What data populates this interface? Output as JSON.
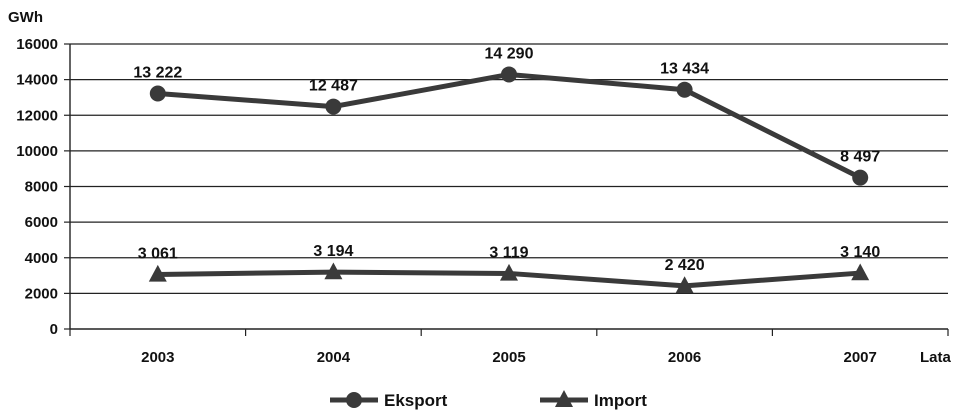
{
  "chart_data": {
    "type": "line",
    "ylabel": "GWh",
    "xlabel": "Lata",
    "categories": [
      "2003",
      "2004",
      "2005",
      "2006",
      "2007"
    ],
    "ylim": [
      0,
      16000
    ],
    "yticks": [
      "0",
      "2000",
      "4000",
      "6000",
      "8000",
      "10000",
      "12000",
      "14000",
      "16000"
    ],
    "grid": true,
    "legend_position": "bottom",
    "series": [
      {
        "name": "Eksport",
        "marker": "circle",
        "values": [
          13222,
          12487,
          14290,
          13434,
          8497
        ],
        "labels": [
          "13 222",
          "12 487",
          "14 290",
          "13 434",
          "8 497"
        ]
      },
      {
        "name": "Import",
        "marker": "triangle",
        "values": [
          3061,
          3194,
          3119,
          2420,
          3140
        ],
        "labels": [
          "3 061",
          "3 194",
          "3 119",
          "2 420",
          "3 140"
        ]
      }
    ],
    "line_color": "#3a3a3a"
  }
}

####

• **SHORT PROBLEM**
Write out each entry exactly as given, omitting any picture.

• **CORRECT ANSWER**
What data populates this interface? Output as JSON.
{
  "chart_data": {
    "type": "line",
    "ylabel": "GWh",
    "xlabel": "Lata",
    "categories": [
      "2003",
      "2004",
      "2005",
      "2006",
      "2007"
    ],
    "ylim": [
      0,
      16000
    ],
    "yticks": [
      "0",
      "2000",
      "4000",
      "6000",
      "8000",
      "10000",
      "12000",
      "14000",
      "16000"
    ],
    "grid": true,
    "legend_position": "bottom",
    "series": [
      {
        "name": "Eksport",
        "marker": "circle",
        "values": [
          13222,
          12487,
          14290,
          13434,
          8497
        ],
        "labels": [
          "13 222",
          "12 487",
          "14 290",
          "13 434",
          "8 497"
        ]
      },
      {
        "name": "Import",
        "marker": "triangle",
        "values": [
          3061,
          3194,
          3119,
          2420,
          3140
        ],
        "labels": [
          "3 061",
          "3 194",
          "3 119",
          "2 420",
          "3 140"
        ]
      }
    ],
    "line_color": "#3a3a3a"
  }
}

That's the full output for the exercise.